(Saved entries)
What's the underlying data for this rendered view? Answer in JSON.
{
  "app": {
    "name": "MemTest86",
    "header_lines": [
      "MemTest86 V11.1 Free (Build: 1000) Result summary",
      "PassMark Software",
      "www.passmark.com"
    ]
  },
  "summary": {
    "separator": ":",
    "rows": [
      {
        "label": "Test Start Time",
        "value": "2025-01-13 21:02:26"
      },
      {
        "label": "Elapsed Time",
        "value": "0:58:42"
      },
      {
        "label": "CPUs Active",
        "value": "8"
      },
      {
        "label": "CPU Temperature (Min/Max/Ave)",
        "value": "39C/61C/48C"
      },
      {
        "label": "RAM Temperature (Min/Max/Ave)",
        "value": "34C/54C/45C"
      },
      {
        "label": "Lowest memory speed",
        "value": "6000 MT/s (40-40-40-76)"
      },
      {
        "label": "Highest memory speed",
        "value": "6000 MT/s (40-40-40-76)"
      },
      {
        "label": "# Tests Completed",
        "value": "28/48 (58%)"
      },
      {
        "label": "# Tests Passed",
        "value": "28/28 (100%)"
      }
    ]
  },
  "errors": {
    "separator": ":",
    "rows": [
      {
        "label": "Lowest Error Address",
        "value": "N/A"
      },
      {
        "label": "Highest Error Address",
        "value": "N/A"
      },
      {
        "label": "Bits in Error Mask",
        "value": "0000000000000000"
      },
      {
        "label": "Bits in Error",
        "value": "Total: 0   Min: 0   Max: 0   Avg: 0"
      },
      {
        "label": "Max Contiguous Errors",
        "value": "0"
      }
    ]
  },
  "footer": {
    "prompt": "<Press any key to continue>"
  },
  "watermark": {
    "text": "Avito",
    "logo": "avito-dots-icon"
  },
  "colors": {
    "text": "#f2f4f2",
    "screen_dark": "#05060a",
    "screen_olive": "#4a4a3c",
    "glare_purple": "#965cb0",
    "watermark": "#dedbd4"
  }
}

◆ **To do**: Reproduce every record, matching each line exactly.

◆ **The result**:
What's the underlying data for this rendered view? Answer in JSON.
{
  "app": {
    "name": "MemTest86",
    "header_lines": [
      "MemTest86 V11.1 Free (Build: 1000) Result summary",
      "PassMark Software",
      "www.passmark.com"
    ]
  },
  "summary": {
    "separator": ":",
    "rows": [
      {
        "label": "Test Start Time",
        "value": "2025-01-13 21:02:26"
      },
      {
        "label": "Elapsed Time",
        "value": "0:58:42"
      },
      {
        "label": "CPUs Active",
        "value": "8"
      },
      {
        "label": "CPU Temperature (Min/Max/Ave)",
        "value": "39C/61C/48C"
      },
      {
        "label": "RAM Temperature (Min/Max/Ave)",
        "value": "34C/54C/45C"
      },
      {
        "label": "Lowest memory speed",
        "value": "6000 MT/s (40-40-40-76)"
      },
      {
        "label": "Highest memory speed",
        "value": "6000 MT/s (40-40-40-76)"
      },
      {
        "label": "# Tests Completed",
        "value": "28/48 (58%)"
      },
      {
        "label": "# Tests Passed",
        "value": "28/28 (100%)"
      }
    ]
  },
  "errors": {
    "separator": ":",
    "rows": [
      {
        "label": "Lowest Error Address",
        "value": "N/A"
      },
      {
        "label": "Highest Error Address",
        "value": "N/A"
      },
      {
        "label": "Bits in Error Mask",
        "value": "0000000000000000"
      },
      {
        "label": "Bits in Error",
        "value": "Total: 0   Min: 0   Max: 0   Avg: 0"
      },
      {
        "label": "Max Contiguous Errors",
        "value": "0"
      }
    ]
  },
  "footer": {
    "prompt": "<Press any key to continue>"
  },
  "watermark": {
    "text": "Avito",
    "logo": "avito-dots-icon"
  },
  "colors": {
    "text": "#f2f4f2",
    "screen_dark": "#05060a",
    "screen_olive": "#4a4a3c",
    "glare_purple": "#965cb0",
    "watermark": "#dedbd4"
  }
}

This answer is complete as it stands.